start

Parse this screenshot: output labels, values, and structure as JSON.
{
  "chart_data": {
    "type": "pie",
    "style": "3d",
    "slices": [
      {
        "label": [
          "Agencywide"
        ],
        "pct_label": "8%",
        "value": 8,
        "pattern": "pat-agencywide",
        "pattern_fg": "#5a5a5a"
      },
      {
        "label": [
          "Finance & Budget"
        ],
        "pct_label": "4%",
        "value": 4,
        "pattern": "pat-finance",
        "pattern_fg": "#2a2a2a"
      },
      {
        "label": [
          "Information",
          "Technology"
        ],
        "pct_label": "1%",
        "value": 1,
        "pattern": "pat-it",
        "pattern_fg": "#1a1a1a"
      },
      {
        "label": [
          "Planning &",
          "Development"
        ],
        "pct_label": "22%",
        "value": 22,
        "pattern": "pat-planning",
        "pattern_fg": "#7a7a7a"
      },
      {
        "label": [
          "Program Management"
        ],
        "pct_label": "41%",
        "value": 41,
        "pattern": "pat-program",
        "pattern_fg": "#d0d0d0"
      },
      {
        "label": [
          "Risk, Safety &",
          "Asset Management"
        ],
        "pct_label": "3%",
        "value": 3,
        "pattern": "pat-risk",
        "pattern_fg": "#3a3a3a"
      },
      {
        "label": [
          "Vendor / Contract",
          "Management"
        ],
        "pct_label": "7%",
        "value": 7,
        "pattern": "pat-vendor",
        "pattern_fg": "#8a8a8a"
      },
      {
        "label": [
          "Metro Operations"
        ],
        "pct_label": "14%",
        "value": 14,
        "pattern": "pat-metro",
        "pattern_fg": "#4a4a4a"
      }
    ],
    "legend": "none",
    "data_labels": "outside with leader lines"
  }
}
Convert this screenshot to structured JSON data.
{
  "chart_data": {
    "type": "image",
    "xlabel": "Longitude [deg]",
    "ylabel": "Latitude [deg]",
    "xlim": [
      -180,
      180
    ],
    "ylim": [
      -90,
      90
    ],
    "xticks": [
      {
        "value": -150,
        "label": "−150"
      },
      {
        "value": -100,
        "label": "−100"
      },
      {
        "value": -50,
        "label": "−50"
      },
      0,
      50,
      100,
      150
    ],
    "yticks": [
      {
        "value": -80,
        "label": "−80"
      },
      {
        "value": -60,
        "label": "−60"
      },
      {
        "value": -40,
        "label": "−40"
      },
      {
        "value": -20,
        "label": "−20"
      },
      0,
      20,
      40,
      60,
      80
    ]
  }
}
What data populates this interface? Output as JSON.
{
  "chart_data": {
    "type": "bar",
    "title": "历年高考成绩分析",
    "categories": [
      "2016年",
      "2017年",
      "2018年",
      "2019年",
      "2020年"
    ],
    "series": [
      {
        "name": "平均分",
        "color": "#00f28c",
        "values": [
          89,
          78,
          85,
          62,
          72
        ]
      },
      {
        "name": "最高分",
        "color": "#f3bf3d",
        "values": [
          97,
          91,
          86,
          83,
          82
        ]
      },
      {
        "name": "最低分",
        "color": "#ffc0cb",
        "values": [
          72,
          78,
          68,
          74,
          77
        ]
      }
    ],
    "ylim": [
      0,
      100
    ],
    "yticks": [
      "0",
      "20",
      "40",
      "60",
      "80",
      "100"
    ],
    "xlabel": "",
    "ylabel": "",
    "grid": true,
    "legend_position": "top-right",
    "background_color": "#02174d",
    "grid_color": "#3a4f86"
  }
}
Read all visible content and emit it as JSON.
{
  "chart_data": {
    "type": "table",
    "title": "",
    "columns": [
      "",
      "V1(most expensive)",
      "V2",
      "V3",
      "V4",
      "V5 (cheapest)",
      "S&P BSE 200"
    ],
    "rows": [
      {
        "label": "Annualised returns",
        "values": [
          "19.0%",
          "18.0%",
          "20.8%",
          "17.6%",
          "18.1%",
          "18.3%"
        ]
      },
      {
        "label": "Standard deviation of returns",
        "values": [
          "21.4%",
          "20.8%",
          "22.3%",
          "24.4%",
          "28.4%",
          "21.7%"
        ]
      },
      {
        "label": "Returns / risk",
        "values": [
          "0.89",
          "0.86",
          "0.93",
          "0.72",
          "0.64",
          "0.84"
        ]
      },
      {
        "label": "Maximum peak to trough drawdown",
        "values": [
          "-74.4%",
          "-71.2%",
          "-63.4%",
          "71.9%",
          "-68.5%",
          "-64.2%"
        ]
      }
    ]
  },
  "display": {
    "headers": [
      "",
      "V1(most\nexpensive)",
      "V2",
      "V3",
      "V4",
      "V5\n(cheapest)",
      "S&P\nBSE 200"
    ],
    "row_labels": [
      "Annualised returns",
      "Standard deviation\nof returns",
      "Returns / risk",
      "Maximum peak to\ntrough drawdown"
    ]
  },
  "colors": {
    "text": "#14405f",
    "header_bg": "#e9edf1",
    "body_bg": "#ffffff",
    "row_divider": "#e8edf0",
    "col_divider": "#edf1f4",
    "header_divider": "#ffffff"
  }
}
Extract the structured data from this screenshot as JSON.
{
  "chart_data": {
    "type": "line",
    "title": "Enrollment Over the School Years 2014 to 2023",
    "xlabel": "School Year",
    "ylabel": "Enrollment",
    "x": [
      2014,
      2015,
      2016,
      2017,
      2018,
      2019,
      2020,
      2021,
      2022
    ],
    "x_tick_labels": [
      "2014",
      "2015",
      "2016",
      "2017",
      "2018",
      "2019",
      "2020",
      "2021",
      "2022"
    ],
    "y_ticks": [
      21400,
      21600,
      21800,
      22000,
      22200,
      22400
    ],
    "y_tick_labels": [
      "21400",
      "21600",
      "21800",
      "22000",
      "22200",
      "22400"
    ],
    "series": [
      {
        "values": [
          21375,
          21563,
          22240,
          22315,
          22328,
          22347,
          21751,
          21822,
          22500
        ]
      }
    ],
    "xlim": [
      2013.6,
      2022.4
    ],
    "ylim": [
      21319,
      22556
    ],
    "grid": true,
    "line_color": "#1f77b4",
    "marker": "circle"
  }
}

end

- [Directions]
Please reproduce the entire listing, exactly as shown.

- [Task output]
Parse this screenshot: output labels, values, and structure as JSON.
{
  "chart_data": {
    "type": "pie",
    "style": "3d",
    "slices": [
      {
        "label": [
          "Agencywide"
        ],
        "pct_label": "8%",
        "value": 8,
        "pattern": "pat-agencywide",
        "pattern_fg": "#5a5a5a"
      },
      {
        "label": [
          "Finance & Budget"
        ],
        "pct_label": "4%",
        "value": 4,
        "pattern": "pat-finance",
        "pattern_fg": "#2a2a2a"
      },
      {
        "label": [
          "Information",
          "Technology"
        ],
        "pct_label": "1%",
        "value": 1,
        "pattern": "pat-it",
        "pattern_fg": "#1a1a1a"
      },
      {
        "label": [
          "Planning &",
          "Development"
        ],
        "pct_label": "22%",
        "value": 22,
        "pattern": "pat-planning",
        "pattern_fg": "#7a7a7a"
      },
      {
        "label": [
          "Program Management"
        ],
        "pct_label": "41%",
        "value": 41,
        "pattern": "pat-program",
        "pattern_fg": "#d0d0d0"
      },
      {
        "label": [
          "Risk, Safety &",
          "Asset Management"
        ],
        "pct_label": "3%",
        "value": 3,
        "pattern": "pat-risk",
        "pattern_fg": "#3a3a3a"
      },
      {
        "label": [
          "Vendor / Contract",
          "Management"
        ],
        "pct_label": "7%",
        "value": 7,
        "pattern": "pat-vendor",
        "pattern_fg": "#8a8a8a"
      },
      {
        "label": [
          "Metro Operations"
        ],
        "pct_label": "14%",
        "value": 14,
        "pattern": "pat-metro",
        "pattern_fg": "#4a4a4a"
      }
    ],
    "legend": "none",
    "data_labels": "outside with leader lines"
  }
}
Convert this screenshot to structured JSON data.
{
  "chart_data": {
    "type": "image",
    "xlabel": "Longitude [deg]",
    "ylabel": "Latitude [deg]",
    "xlim": [
      -180,
      180
    ],
    "ylim": [
      -90,
      90
    ],
    "xticks": [
      {
        "value": -150,
        "label": "−150"
      },
      {
        "value": -100,
        "label": "−100"
      },
      {
        "value": -50,
        "label": "−50"
      },
      0,
      50,
      100,
      150
    ],
    "yticks": [
      {
        "value": -80,
        "label": "−80"
      },
      {
        "value": -60,
        "label": "−60"
      },
      {
        "value": -40,
        "label": "−40"
      },
      {
        "value": -20,
        "label": "−20"
      },
      0,
      20,
      40,
      60,
      80
    ]
  }
}
What data populates this interface? Output as JSON.
{
  "chart_data": {
    "type": "bar",
    "title": "历年高考成绩分析",
    "categories": [
      "2016年",
      "2017年",
      "2018年",
      "2019年",
      "2020年"
    ],
    "series": [
      {
        "name": "平均分",
        "color": "#00f28c",
        "values": [
          89,
          78,
          85,
          62,
          72
        ]
      },
      {
        "name": "最高分",
        "color": "#f3bf3d",
        "values": [
          97,
          91,
          86,
          83,
          82
        ]
      },
      {
        "name": "最低分",
        "color": "#ffc0cb",
        "values": [
          72,
          78,
          68,
          74,
          77
        ]
      }
    ],
    "ylim": [
      0,
      100
    ],
    "yticks": [
      "0",
      "20",
      "40",
      "60",
      "80",
      "100"
    ],
    "xlabel": "",
    "ylabel": "",
    "grid": true,
    "legend_position": "top-right",
    "background_color": "#02174d",
    "grid_color": "#3a4f86"
  }
}
Read all visible content and emit it as JSON.
{
  "chart_data": {
    "type": "table",
    "title": "",
    "columns": [
      "",
      "V1(most expensive)",
      "V2",
      "V3",
      "V4",
      "V5 (cheapest)",
      "S&P BSE 200"
    ],
    "rows": [
      {
        "label": "Annualised returns",
        "values": [
          "19.0%",
          "18.0%",
          "20.8%",
          "17.6%",
          "18.1%",
          "18.3%"
        ]
      },
      {
        "label": "Standard deviation of returns",
        "values": [
          "21.4%",
          "20.8%",
          "22.3%",
          "24.4%",
          "28.4%",
          "21.7%"
        ]
      },
      {
        "label": "Returns / risk",
        "values": [
          "0.89",
          "0.86",
          "0.93",
          "0.72",
          "0.64",
          "0.84"
        ]
      },
      {
        "label": "Maximum peak to trough drawdown",
        "values": [
          "-74.4%",
          "-71.2%",
          "-63.4%",
          "71.9%",
          "-68.5%",
          "-64.2%"
        ]
      }
    ]
  },
  "display": {
    "headers": [
      "",
      "V1(most\nexpensive)",
      "V2",
      "V3",
      "V4",
      "V5\n(cheapest)",
      "S&P\nBSE 200"
    ],
    "row_labels": [
      "Annualised returns",
      "Standard deviation\nof returns",
      "Returns / risk",
      "Maximum peak to\ntrough drawdown"
    ]
  },
  "colors": {
    "text": "#14405f",
    "header_bg": "#e9edf1",
    "body_bg": "#ffffff",
    "row_divider": "#e8edf0",
    "col_divider": "#edf1f4",
    "header_divider": "#ffffff"
  }
}
Extract the structured data from this screenshot as JSON.
{
  "chart_data": {
    "type": "line",
    "title": "Enrollment Over the School Years 2014 to 2023",
    "xlabel": "School Year",
    "ylabel": "Enrollment",
    "x": [
      2014,
      2015,
      2016,
      2017,
      2018,
      2019,
      2020,
      2021,
      2022
    ],
    "x_tick_labels": [
      "2014",
      "2015",
      "2016",
      "2017",
      "2018",
      "2019",
      "2020",
      "2021",
      "2022"
    ],
    "y_ticks": [
      21400,
      21600,
      21800,
      22000,
      22200,
      22400
    ],
    "y_tick_labels": [
      "21400",
      "21600",
      "21800",
      "22000",
      "22200",
      "22400"
    ],
    "series": [
      {
        "values": [
          21375,
          21563,
          22240,
          22315,
          22328,
          22347,
          21751,
          21822,
          22500
        ]
      }
    ],
    "xlim": [
      2013.6,
      2022.4
    ],
    "ylim": [
      21319,
      22556
    ],
    "grid": true,
    "line_color": "#1f77b4",
    "marker": "circle"
  }
}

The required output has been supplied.